§ **ИСТОЧНИК**:
Книга американского антрополога Дэвида Кертцера «Ритуал, политика и власть», увидевшая свет в 1988 г., по праву считается наиболее систематическим исследованием ритуала как неотъемлемой части политического процесса. Автор рассматривает ритуал как один из способов включения символического в политику; в его работе немало эмпирических наблюдений и теоретических обобщений, относящихся не только к ритуалам, но и к символизму в политике вообще. Обосновывая свой подход, он пишет: «... чтобы понять политический процесс, необходимо понять, как символическое входит в политику, как политические акторы осознанно или неосознанно манипулируют символами и как символическое измерение связано с материальными основаниями политической власти» (р. 2-3). При этом Д. Кертцер разделяет широкое понимание символа, предложенное К. Гирцем, рассматривая в качестве такового «любой объект, действие, событие, качество или отношение, которые служат средством передачи представления (a vehicle for a conception)» (р. 185).

По мысли американского антрополога, символы играют определяющую роль в социальном конструировании реальности: сама возможность восприятия сложного мира, предстающего индивидам в виде бесчисленного множества стимулов, обеспечивается символическими системами, которые придают смысл окружающему и позволяют его интерпретировать. При этом люди не осознают, что отождествляют мир с символической версией ре-

альности, которая является продуктом социального конструирования; напротив, они верят, что мир представлен в той форме, в какой воспринимается. Это в полной мере относится к политике: современная политика зависит от склонности людей реифициро-вать политические структуры и институты - «нации», «государства», «правительства», «партии» не рассматриваются как символические конструкции - но как объекты, существующие независимо от людей и их символической вселенной; через манипуляцию символами обладающие властью укрепляют свой авторитет, а их противники борются за власть. Книга «Ритуал, политика и власть» продолжает линию исследований, заложенную М. Эдельманом и его последователями.

Д. Кертцер убедительно доказывает несостоятельность представлений о том, что ритуал сохраняет политическую значимость лишь в менее развитых обществах или является не более чем «украшением» для «реальной» политической деятельности. По его мнению, «ритуал - составная часть политики в современных индустриальных обществах; трудно представить, как политические системы могут обходиться без них» (р. 3). Его исследование обобщает наблюдения, собранные как в развивающихся странах Африки, Азии и обеих Америк, так и в развитых странах Европы и Северной Америки.

Кертцер определяет ритуал как «символическое поведение, которое является социально стандартизированным и повторяющимся» (р. 9). При этом он подчеркивает, что ритуальные действия имеют формальное качество: они следуют строго структурированной и стандартизированной последовательности и зачастую осуществляются в определенных местах и в определенное время. И то и другое имеет особое символическое значение. Повторяемость ритуальных действий служит важным средством канализации эмоций, способствует формированию определенных представлений о мире и организации социальных групп. Важным признаком ритуала является его символическое наполнение: стандартизированные и повторяющиеся действия, лишенные этого качества, - обычай или привычка, но не ритуал.

§ **НАБОР СТРОК**:

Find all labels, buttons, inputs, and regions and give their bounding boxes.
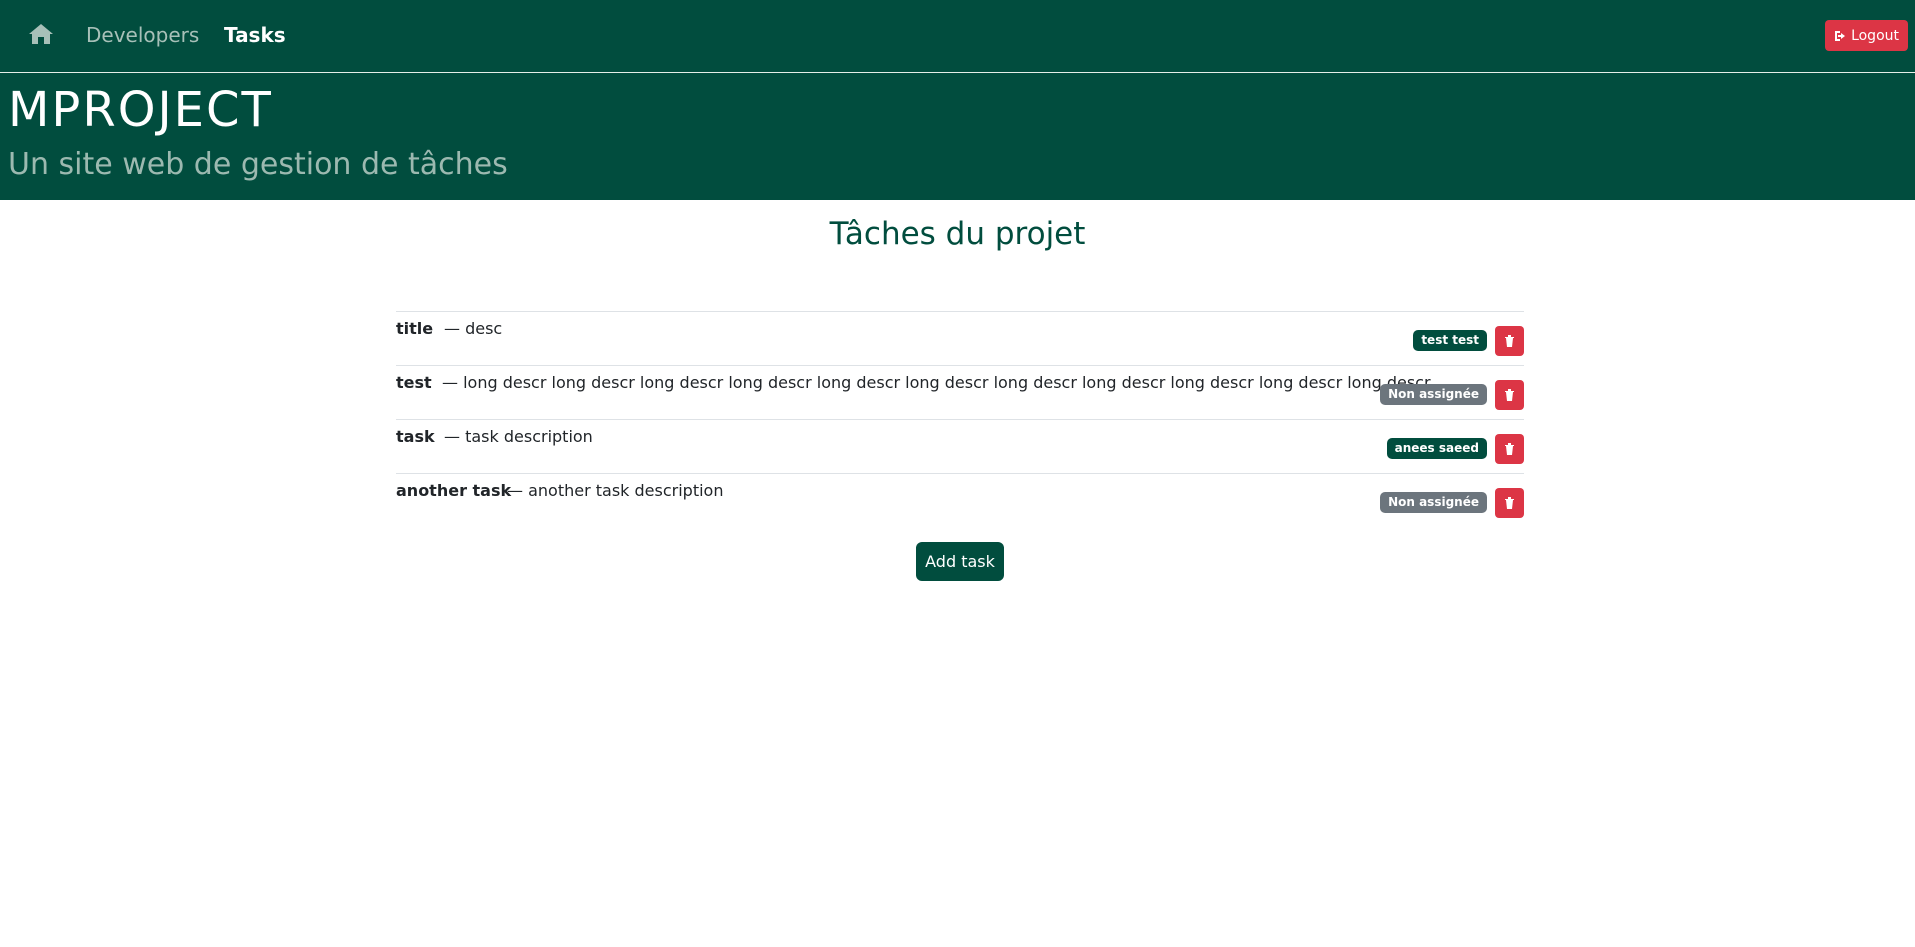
--
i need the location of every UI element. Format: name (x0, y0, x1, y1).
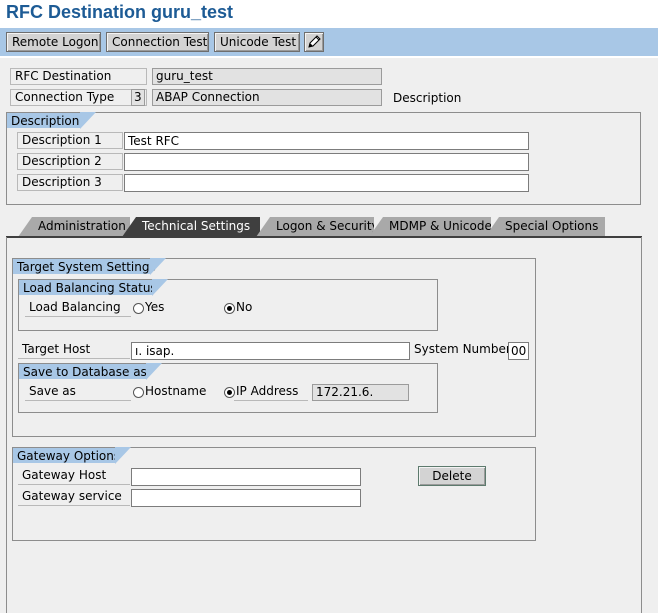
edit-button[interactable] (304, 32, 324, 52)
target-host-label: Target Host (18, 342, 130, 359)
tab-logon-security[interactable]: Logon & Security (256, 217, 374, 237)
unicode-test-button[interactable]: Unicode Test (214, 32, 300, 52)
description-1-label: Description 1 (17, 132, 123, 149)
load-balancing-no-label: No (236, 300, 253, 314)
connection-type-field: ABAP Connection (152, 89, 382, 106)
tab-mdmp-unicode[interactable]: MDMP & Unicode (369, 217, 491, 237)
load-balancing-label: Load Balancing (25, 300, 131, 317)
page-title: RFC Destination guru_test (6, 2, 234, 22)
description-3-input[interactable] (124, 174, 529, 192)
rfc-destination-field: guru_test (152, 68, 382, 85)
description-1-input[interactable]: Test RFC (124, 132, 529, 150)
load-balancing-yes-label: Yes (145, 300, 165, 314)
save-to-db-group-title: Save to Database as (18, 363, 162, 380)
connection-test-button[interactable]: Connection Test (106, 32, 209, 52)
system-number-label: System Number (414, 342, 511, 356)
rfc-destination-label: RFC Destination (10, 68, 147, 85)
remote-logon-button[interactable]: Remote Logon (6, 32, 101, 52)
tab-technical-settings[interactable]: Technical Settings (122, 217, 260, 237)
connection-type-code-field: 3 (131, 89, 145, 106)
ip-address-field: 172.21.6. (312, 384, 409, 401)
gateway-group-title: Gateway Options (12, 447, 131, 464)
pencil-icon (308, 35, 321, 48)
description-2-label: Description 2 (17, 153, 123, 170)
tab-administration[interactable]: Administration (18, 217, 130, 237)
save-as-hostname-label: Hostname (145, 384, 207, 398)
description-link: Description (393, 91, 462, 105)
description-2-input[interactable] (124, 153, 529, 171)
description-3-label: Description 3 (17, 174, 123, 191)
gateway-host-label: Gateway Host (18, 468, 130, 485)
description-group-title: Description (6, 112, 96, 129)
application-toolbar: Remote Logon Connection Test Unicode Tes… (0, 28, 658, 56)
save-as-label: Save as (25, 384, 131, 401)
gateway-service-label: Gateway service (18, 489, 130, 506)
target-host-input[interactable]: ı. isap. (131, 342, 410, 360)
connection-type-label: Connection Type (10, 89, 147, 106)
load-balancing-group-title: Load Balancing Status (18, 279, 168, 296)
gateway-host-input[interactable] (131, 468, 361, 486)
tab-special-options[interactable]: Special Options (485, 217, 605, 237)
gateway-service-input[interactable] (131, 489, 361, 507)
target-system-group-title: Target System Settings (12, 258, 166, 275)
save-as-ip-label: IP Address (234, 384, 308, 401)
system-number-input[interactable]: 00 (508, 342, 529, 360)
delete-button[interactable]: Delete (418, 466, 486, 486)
---
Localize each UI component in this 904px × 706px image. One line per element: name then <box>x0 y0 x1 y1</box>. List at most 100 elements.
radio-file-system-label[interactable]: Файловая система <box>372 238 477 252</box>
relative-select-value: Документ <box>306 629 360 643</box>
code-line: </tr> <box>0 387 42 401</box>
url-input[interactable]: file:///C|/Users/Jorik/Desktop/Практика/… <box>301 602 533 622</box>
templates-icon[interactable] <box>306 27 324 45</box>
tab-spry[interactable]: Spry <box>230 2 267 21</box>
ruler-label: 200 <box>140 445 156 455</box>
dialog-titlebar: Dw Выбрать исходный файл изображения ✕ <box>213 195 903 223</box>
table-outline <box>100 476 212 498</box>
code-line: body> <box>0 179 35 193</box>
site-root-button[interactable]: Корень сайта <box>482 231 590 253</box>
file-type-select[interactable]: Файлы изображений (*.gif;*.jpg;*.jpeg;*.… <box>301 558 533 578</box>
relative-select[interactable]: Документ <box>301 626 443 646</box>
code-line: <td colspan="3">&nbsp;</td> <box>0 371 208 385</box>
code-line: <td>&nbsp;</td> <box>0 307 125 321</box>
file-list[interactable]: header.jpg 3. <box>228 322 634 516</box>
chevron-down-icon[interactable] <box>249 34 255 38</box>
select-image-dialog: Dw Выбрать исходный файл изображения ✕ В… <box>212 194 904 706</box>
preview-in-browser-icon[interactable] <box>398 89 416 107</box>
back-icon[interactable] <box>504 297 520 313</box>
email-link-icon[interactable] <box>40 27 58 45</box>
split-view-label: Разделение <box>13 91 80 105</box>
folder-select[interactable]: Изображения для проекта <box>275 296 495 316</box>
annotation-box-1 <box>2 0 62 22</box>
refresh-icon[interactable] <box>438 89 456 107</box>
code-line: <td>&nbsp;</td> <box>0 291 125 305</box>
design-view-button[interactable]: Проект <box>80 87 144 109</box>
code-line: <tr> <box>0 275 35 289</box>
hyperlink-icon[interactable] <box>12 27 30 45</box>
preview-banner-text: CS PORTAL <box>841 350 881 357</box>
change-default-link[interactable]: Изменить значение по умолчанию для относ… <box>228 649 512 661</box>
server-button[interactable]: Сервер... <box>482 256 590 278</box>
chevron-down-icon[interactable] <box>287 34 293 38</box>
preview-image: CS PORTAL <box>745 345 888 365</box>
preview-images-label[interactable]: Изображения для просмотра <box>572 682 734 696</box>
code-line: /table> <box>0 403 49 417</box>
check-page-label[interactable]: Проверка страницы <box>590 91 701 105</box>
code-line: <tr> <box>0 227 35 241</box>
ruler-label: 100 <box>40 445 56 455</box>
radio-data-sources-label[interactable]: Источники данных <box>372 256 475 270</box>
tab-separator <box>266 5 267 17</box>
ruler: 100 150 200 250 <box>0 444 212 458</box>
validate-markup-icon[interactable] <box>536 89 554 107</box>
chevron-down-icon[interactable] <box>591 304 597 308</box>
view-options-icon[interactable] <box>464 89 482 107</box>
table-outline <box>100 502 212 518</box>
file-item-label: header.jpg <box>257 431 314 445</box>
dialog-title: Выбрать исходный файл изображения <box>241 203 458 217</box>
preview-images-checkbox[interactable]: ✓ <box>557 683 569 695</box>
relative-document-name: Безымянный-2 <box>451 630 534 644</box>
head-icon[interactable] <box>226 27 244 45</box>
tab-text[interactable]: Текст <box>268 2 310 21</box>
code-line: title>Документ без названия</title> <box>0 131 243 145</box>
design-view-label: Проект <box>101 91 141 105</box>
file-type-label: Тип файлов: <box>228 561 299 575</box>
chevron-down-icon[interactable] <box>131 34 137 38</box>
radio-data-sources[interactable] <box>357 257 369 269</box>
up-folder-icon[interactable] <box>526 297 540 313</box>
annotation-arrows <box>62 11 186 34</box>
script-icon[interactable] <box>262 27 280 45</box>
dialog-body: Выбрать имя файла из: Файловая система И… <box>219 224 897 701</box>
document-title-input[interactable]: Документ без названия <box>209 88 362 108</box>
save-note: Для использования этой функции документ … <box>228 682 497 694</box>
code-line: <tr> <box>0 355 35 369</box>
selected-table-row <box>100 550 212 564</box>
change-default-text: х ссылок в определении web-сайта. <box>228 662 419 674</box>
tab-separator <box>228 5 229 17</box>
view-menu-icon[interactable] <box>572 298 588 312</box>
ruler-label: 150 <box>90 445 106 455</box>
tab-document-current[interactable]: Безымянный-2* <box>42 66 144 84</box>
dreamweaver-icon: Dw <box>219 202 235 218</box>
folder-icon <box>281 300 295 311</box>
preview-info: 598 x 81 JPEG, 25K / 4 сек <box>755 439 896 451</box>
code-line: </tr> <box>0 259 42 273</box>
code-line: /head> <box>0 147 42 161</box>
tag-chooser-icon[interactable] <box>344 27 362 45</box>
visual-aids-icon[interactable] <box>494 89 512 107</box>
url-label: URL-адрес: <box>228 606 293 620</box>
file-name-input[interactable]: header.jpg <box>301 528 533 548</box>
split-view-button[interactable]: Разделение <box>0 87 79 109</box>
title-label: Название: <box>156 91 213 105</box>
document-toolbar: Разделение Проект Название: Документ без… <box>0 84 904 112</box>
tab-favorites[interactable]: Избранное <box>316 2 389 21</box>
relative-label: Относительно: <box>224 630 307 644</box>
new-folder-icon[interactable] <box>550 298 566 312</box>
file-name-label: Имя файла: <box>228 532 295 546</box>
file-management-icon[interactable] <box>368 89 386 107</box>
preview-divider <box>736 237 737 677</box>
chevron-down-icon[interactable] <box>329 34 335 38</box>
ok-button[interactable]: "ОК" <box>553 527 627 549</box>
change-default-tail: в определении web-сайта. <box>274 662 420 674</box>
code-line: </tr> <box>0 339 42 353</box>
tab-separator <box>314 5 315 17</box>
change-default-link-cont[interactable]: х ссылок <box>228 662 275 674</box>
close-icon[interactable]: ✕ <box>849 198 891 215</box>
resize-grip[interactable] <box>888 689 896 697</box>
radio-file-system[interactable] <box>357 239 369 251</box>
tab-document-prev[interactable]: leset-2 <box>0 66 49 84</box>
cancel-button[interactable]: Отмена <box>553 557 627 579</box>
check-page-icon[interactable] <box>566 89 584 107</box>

§ **ЧТО СДЕЛАТЬ**:
a. Перепишите дословно фрагмент текста о книге Кертцера, начиная со слов «Кертцер определяет ритуал» и вплоть до слов «но не ритуал.».
b. Определите, согласуются ли с текстом о книге Кертцера следующие утверждения, и для каждого ответьте «да» или «нет», точно процитировав решающие слова текста: (i) книга «Ритуал, политика и власть» вышла в 1988 г.; (ii) Кертцер считает, что ритуал сохраняет политическую значимость лишь в менее развитых обществах; (iii) стандартизированные и повторяющиеся действия без символического наполнения относятся к ритуалу.

§ **СПИСОК ОТВЕТОВ**:
a.
Кертцер определяет ритуал как «символическое поведение, которое является социально стандартизированным и повторяющимся» (р. 9). При этом он подчеркивает, что ритуальные действия имеют формальное качество: они следуют строго структурированной и стандартизированной последовательности и зачастую осуществляются в определенных местах и в определенное время. И то и другое имеет особое символическое значение. Повторяемость ритуальных действий служит важным средством канализации эмоций, способствует формированию определенных представлений о мире и организации социальных групп. Важным признаком ритуала является его символическое наполнение: стандартизированные и повторяющиеся действия, лишенные этого качества, - обычай или привычка, но не ритуал.

b.
(i) Да: «увидевшая свет в 1988 г.».
(ii) Нет: «Д. Кертцер убедительно доказывает несостоятельность представлений о том, что ритуал сохраняет политическую значимость лишь в менее развитых обществах».
(iii) Нет: «стандартизированные и повторяющиеся действия, лишенные этого качества, - обычай или привычка, но не ритуал».